### TASK GOAL
Exactly repeat the material, dropping only the pictures.

### RECORD EXTRACTS
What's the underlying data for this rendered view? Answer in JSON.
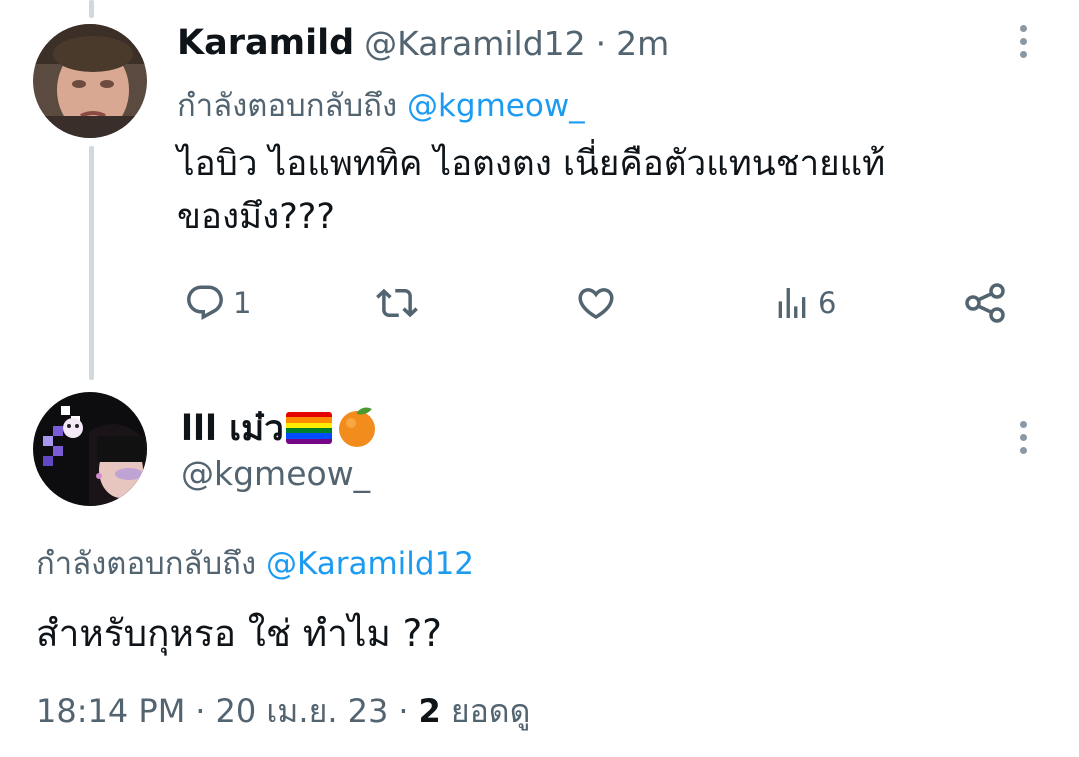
{
  "reply_tweet": {
    "display_name": "Karamild",
    "handle": "@Karamild12",
    "separator": "·",
    "time": "2m",
    "replying_prefix": "กำลังตอบกลับถึง",
    "replying_to": "@kgmeow_",
    "text_line1": "ไอบิว ไอแพททิค ไอตงตง เนี่ยคือตัวแทนชายแท้",
    "text_line2": "ของมึง???",
    "actions": {
      "reply_count": "1",
      "retweet_count": "",
      "like_count": "",
      "views_count": "6"
    }
  },
  "main_tweet": {
    "display_name": "lll เม๋ว",
    "name_emojis": [
      "rainbow-flag",
      "orange"
    ],
    "handle": "@kgmeow_",
    "replying_prefix": "กำลังตอบกลับถึง",
    "replying_to": "@Karamild12",
    "text": "สำหรับกุหรอ ใช่ ทำไม ??",
    "meta": {
      "time": "18:14 PM",
      "sep1": "·",
      "date": "20 เม.ย. 23",
      "sep2": "·",
      "views_number": "2",
      "views_label": "ยอดดู"
    }
  },
  "colors": {
    "link": "#1d9bf0",
    "muted": "#536471",
    "thread_line": "#cfd9de"
  }
}
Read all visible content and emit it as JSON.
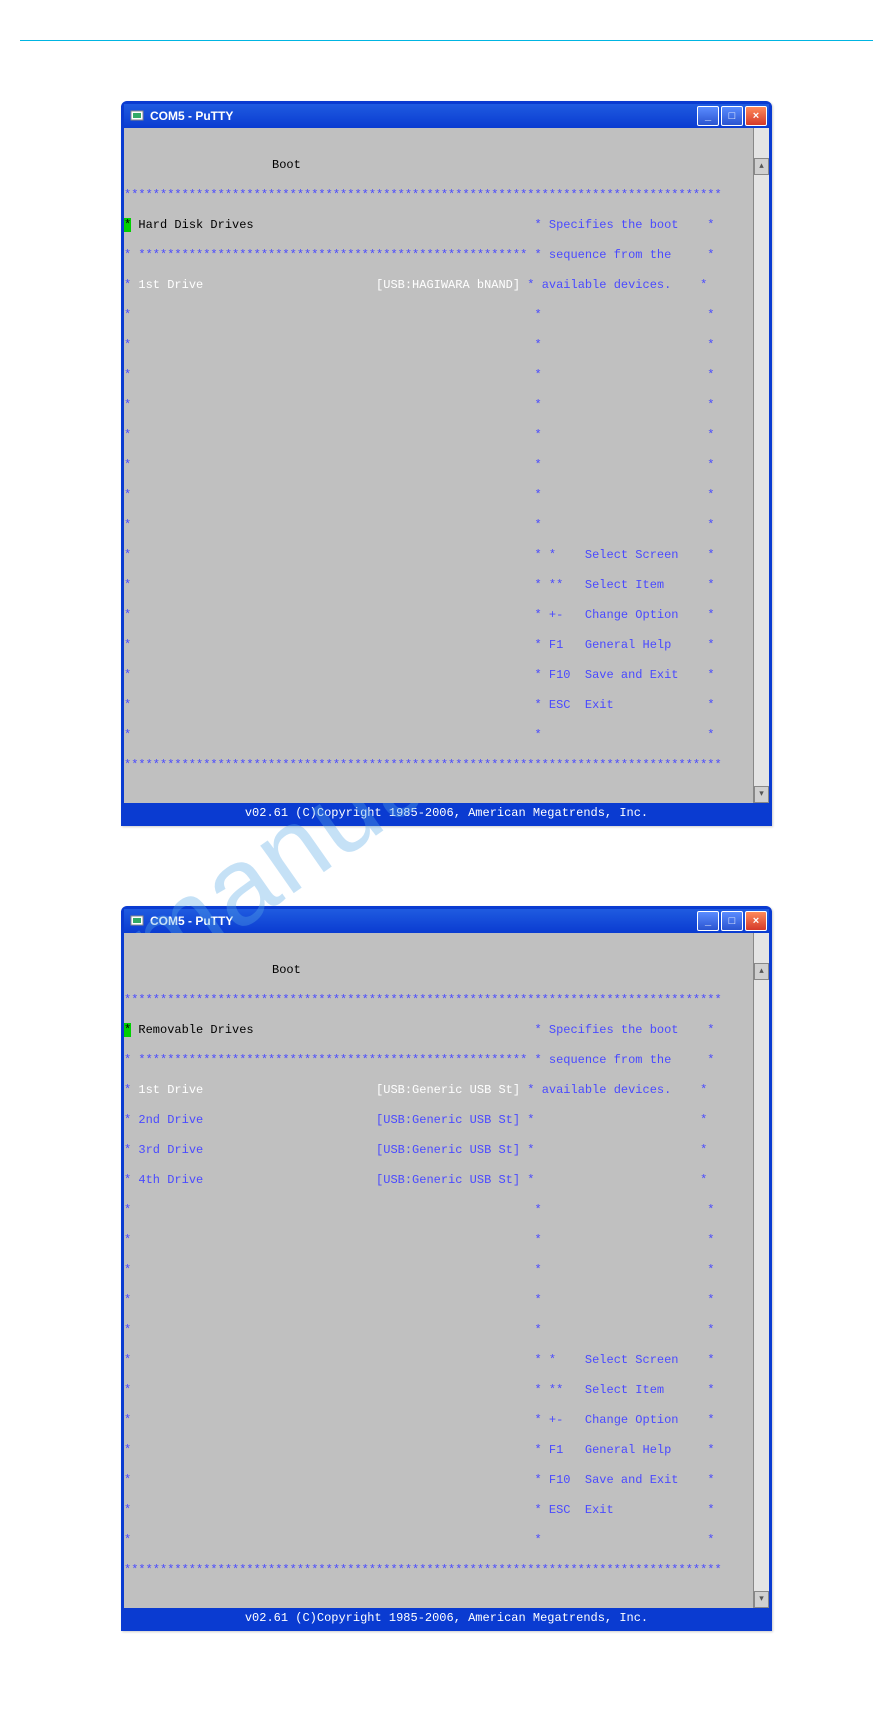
{
  "watermark": "manualslive.co",
  "windows": [
    {
      "title": "COM5 - PuTTY",
      "tab": "Boot",
      "heading": "Hard Disk Drives",
      "help": [
        "Specifies the boot",
        "sequence from the",
        "available devices."
      ],
      "drives": [
        {
          "label": "1st Drive",
          "value": "[USB:HAGIWARA bNAND]",
          "selected": true
        }
      ],
      "legend": [
        {
          "key": "*",
          "desc": "Select Screen"
        },
        {
          "key": "**",
          "desc": "Select Item"
        },
        {
          "key": "+-",
          "desc": "Change Option"
        },
        {
          "key": "F1",
          "desc": "General Help"
        },
        {
          "key": "F10",
          "desc": "Save and Exit"
        },
        {
          "key": "ESC",
          "desc": "Exit"
        }
      ],
      "footer": "v02.61 (C)Copyright 1985-2006, American Megatrends, Inc."
    },
    {
      "title": "COM5 - PuTTY",
      "tab": "Boot",
      "heading": "Removable Drives",
      "help": [
        "Specifies the boot",
        "sequence from the",
        "available devices."
      ],
      "drives": [
        {
          "label": "1st Drive",
          "value": "[USB:Generic USB St]",
          "selected": true
        },
        {
          "label": "2nd Drive",
          "value": "[USB:Generic USB St]",
          "selected": false
        },
        {
          "label": "3rd Drive",
          "value": "[USB:Generic USB St]",
          "selected": false
        },
        {
          "label": "4th Drive",
          "value": "[USB:Generic USB St]",
          "selected": false
        }
      ],
      "legend": [
        {
          "key": "*",
          "desc": "Select Screen"
        },
        {
          "key": "**",
          "desc": "Select Item"
        },
        {
          "key": "+-",
          "desc": "Change Option"
        },
        {
          "key": "F1",
          "desc": "General Help"
        },
        {
          "key": "F10",
          "desc": "Save and Exit"
        },
        {
          "key": "ESC",
          "desc": "Exit"
        }
      ],
      "footer": "v02.61 (C)Copyright 1985-2006, American Megatrends, Inc."
    }
  ]
}
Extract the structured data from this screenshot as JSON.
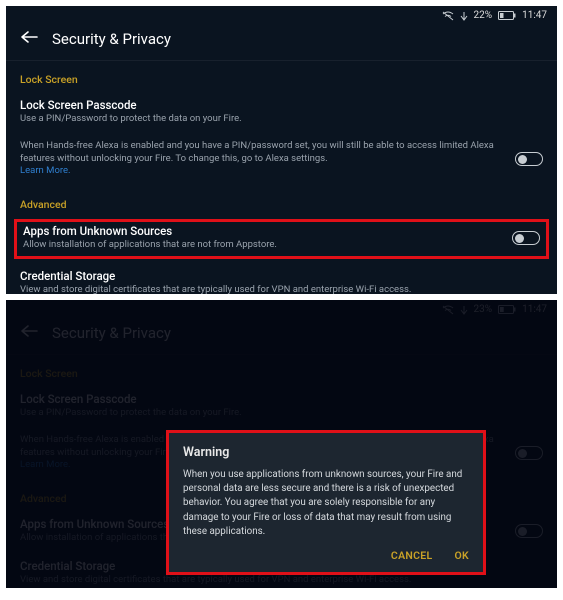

### COMPLETE RESPONSE
What's the underlying data for this rendered view? Answer in JSON.
{
  "reply_tweet": {
    "display_name": "Karamild",
    "handle": "@Karamild12",
    "separator": "·",
    "time": "2m",
    "replying_prefix": "กำลังตอบกลับถึง",
    "replying_to": "@kgmeow_",
    "text_line1": "ไอบิว ไอแพททิค ไอตงตง เนี่ยคือตัวแทนชายแท้",
    "text_line2": "ของมึง???",
    "actions": {
      "reply_count": "1",
      "retweet_count": "",
      "like_count": "",
      "views_count": "6"
    }
  },
  "main_tweet": {
    "display_name": "lll เม๋ว",
    "name_emojis": [
      "rainbow-flag",
      "orange"
    ],
    "handle": "@kgmeow_",
    "replying_prefix": "กำลังตอบกลับถึง",
    "replying_to": "@Karamild12",
    "text": "สำหรับกุหรอ ใช่ ทำไม ??",
    "meta": {
      "time": "18:14 PM",
      "sep1": "·",
      "date": "20 เม.ย. 23",
      "sep2": "·",
      "views_number": "2",
      "views_label": "ยอดดู"
    }
  },
  "colors": {
    "link": "#1d9bf0",
    "muted": "#536471",
    "thread_line": "#cfd9de"
  }
}
Read all visible content and emit it as JSON.
{
  "watermark": "manualslive.co",
  "windows": [
    {
      "title": "COM5 - PuTTY",
      "tab": "Boot",
      "heading": "Hard Disk Drives",
      "help": [
        "Specifies the boot",
        "sequence from the",
        "available devices."
      ],
      "drives": [
        {
          "label": "1st Drive",
          "value": "[USB:HAGIWARA bNAND]",
          "selected": true
        }
      ],
      "legend": [
        {
          "key": "*",
          "desc": "Select Screen"
        },
        {
          "key": "**",
          "desc": "Select Item"
        },
        {
          "key": "+-",
          "desc": "Change Option"
        },
        {
          "key": "F1",
          "desc": "General Help"
        },
        {
          "key": "F10",
          "desc": "Save and Exit"
        },
        {
          "key": "ESC",
          "desc": "Exit"
        }
      ],
      "footer": "v02.61 (C)Copyright 1985-2006, American Megatrends, Inc."
    },
    {
      "title": "COM5 - PuTTY",
      "tab": "Boot",
      "heading": "Removable Drives",
      "help": [
        "Specifies the boot",
        "sequence from the",
        "available devices."
      ],
      "drives": [
        {
          "label": "1st Drive",
          "value": "[USB:Generic USB St]",
          "selected": true
        },
        {
          "label": "2nd Drive",
          "value": "[USB:Generic USB St]",
          "selected": false
        },
        {
          "label": "3rd Drive",
          "value": "[USB:Generic USB St]",
          "selected": false
        },
        {
          "label": "4th Drive",
          "value": "[USB:Generic USB St]",
          "selected": false
        }
      ],
      "legend": [
        {
          "key": "*",
          "desc": "Select Screen"
        },
        {
          "key": "**",
          "desc": "Select Item"
        },
        {
          "key": "+-",
          "desc": "Change Option"
        },
        {
          "key": "F1",
          "desc": "General Help"
        },
        {
          "key": "F10",
          "desc": "Save and Exit"
        },
        {
          "key": "ESC",
          "desc": "Exit"
        }
      ],
      "footer": "v02.61 (C)Copyright 1985-2006, American Megatrends, Inc."
    }
  ]
}
Extract the structured data from this screenshot as JSON.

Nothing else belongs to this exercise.